Given data:
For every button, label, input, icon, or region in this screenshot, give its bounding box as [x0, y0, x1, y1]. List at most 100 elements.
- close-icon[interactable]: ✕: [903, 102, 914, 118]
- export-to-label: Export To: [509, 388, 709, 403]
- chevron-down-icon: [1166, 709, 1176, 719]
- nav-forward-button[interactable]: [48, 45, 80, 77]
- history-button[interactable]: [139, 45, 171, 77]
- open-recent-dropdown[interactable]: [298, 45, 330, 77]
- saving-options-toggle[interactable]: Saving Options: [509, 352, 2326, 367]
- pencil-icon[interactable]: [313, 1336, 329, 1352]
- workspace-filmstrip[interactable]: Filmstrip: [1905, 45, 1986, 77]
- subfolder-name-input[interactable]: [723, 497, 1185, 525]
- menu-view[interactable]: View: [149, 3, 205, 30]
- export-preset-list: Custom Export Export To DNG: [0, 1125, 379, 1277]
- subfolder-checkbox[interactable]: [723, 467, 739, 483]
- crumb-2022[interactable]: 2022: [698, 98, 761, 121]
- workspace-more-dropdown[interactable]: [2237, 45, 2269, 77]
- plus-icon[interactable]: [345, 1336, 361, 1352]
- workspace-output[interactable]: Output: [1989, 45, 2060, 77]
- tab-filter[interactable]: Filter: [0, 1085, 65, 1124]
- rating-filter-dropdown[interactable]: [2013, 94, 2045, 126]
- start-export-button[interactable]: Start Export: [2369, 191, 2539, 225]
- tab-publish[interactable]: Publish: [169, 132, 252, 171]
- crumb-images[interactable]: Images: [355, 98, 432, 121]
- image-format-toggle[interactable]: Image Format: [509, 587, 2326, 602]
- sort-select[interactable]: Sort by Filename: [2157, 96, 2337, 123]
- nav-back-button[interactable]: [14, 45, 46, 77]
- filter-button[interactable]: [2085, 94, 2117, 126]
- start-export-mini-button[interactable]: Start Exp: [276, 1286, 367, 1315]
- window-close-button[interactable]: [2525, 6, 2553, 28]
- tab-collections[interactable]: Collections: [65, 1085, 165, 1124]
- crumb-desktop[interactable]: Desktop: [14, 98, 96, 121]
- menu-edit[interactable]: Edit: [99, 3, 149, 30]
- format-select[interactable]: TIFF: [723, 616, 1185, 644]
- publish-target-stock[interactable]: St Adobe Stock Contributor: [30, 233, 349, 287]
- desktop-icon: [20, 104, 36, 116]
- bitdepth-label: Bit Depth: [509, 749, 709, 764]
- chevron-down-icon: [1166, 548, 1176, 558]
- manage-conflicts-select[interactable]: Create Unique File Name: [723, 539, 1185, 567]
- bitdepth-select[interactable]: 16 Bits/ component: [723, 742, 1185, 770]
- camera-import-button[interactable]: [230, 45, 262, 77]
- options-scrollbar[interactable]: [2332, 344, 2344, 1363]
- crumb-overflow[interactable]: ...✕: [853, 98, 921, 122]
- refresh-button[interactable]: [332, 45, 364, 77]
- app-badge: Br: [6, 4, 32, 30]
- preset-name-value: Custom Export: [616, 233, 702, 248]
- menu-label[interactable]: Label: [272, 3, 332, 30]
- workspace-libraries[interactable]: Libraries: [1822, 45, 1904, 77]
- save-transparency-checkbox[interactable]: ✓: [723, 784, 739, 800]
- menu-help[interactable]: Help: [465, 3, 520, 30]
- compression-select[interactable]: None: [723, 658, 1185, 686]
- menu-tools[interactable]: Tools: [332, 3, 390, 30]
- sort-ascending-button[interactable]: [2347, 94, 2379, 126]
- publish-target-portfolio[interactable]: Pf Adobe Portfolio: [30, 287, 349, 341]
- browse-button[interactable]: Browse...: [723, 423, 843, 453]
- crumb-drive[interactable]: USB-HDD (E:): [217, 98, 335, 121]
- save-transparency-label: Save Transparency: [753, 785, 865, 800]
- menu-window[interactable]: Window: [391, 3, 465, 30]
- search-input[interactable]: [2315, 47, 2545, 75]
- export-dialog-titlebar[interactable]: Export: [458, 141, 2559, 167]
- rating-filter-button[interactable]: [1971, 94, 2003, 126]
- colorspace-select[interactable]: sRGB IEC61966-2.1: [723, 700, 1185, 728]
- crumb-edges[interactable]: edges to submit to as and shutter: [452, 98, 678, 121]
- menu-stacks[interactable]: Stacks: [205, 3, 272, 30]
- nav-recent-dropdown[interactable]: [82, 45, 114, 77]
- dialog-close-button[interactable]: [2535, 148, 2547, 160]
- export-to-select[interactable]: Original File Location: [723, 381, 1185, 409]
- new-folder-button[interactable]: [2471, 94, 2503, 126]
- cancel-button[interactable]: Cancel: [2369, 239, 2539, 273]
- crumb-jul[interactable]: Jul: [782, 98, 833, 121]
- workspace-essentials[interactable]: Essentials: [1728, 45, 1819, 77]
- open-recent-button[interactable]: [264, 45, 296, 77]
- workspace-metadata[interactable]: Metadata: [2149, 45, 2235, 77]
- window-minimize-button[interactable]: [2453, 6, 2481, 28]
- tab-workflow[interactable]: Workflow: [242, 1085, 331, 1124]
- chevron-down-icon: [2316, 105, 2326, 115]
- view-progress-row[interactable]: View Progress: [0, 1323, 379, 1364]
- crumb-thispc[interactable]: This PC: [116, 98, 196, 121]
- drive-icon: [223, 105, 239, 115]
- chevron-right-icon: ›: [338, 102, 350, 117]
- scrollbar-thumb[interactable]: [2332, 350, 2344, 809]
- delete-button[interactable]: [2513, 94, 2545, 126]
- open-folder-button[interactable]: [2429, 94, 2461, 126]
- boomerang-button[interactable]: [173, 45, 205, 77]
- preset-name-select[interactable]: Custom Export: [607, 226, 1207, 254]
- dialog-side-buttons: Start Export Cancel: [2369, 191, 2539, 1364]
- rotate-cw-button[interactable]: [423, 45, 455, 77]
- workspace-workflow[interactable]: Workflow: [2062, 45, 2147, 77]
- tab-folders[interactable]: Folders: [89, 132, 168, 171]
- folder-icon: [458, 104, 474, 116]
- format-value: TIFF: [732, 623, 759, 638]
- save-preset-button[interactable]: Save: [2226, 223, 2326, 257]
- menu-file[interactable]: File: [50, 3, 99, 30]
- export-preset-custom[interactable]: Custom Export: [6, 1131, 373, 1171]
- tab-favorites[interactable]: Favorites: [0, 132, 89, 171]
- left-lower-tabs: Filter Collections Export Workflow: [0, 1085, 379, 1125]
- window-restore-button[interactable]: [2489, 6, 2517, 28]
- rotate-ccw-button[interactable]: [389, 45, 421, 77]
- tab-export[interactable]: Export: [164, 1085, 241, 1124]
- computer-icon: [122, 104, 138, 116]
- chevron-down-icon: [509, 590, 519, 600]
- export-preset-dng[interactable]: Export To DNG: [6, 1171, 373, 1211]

Set exercise: Transcribe the lines above, starting with the first line and ending with the line that contains "- crumb-2022[interactable]: 2022: [698, 98, 761, 121]". Include both of these lines.

Task result:
For every button, label, input, icon, or region in this screenshot, give its bounding box as [x0, y0, x1, y1]. List at most 100 elements.
- close-icon[interactable]: ✕: [903, 102, 914, 118]
- export-to-label: Export To: [509, 388, 709, 403]
- chevron-down-icon: [1166, 709, 1176, 719]
- nav-forward-button[interactable]: [48, 45, 80, 77]
- history-button[interactable]: [139, 45, 171, 77]
- open-recent-dropdown[interactable]: [298, 45, 330, 77]
- saving-options-toggle[interactable]: Saving Options: [509, 352, 2326, 367]
- pencil-icon[interactable]: [313, 1336, 329, 1352]
- workspace-filmstrip[interactable]: Filmstrip: [1905, 45, 1986, 77]
- subfolder-name-input[interactable]: [723, 497, 1185, 525]
- menu-view[interactable]: View: [149, 3, 205, 30]
- export-preset-list: Custom Export Export To DNG: [0, 1125, 379, 1277]
- subfolder-checkbox[interactable]: [723, 467, 739, 483]
- crumb-2022[interactable]: 2022: [698, 98, 761, 121]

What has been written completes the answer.